### Task details
In your copy, leave out the pictures; write out all the data exactly.

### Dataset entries
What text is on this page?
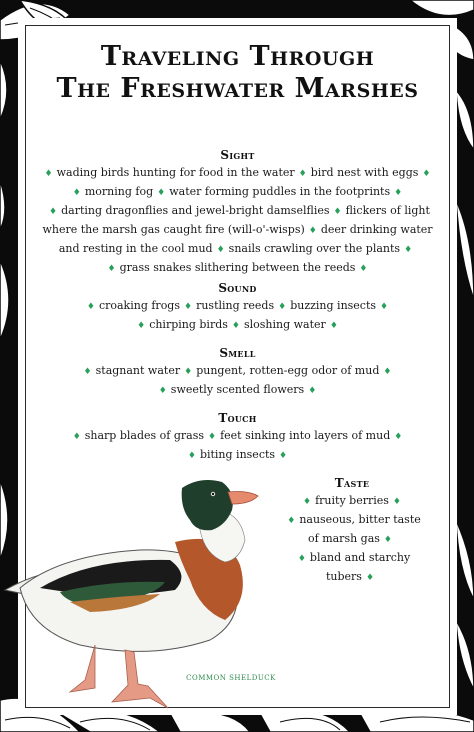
Traveling Through
The Freshwater Marshes
Sight
♦ wading birds hunting for food in the water ♦ bird nest with eggs ♦
♦ morning fog ♦ water forming puddles in the footprints ♦
♦ darting dragonflies and jewel-bright damselflies ♦ flickers of light
where the marsh gas caught fire (will-o'-wisps) ♦ deer drinking water
and resting in the cool mud ♦ snails crawling over the plants ♦
♦ grass snakes slithering between the reeds ♦
Sound
♦ croaking frogs ♦ rustling reeds ♦ buzzing insects ♦
♦ chirping birds ♦ sloshing water ♦
Smell
♦ stagnant water ♦ pungent, rotten-egg odor of mud ♦
♦ sweetly scented flowers ♦
Touch
♦ sharp blades of grass ♦ feet sinking into layers of mud ♦
♦ biting insects ♦
Taste
♦ fruity berries ♦
♦ nauseous, bitter taste
of marsh gas ♦
♦ bland and starchy
tubers ♦
COMMON SHELDUCK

### Response below
What text is on this page?
Traveling Through
The Freshwater Marshes
Sight
♦ wading birds hunting for food in the water ♦ bird nest with eggs ♦
♦ morning fog ♦ water forming puddles in the footprints ♦
♦ darting dragonflies and jewel-bright damselflies ♦ flickers of light
where the marsh gas caught fire (will-o'-wisps) ♦ deer drinking water
and resting in the cool mud ♦ snails crawling over the plants ♦
♦ grass snakes slithering between the reeds ♦
Sound
♦ croaking frogs ♦ rustling reeds ♦ buzzing insects ♦
♦ chirping birds ♦ sloshing water ♦
Smell
♦ stagnant water ♦ pungent, rotten-egg odor of mud ♦
♦ sweetly scented flowers ♦
Touch
♦ sharp blades of grass ♦ feet sinking into layers of mud ♦
♦ biting insects ♦
Taste
♦ fruity berries ♦
♦ nauseous, bitter taste
of marsh gas ♦
♦ bland and starchy
tubers ♦
COMMON SHELDUCK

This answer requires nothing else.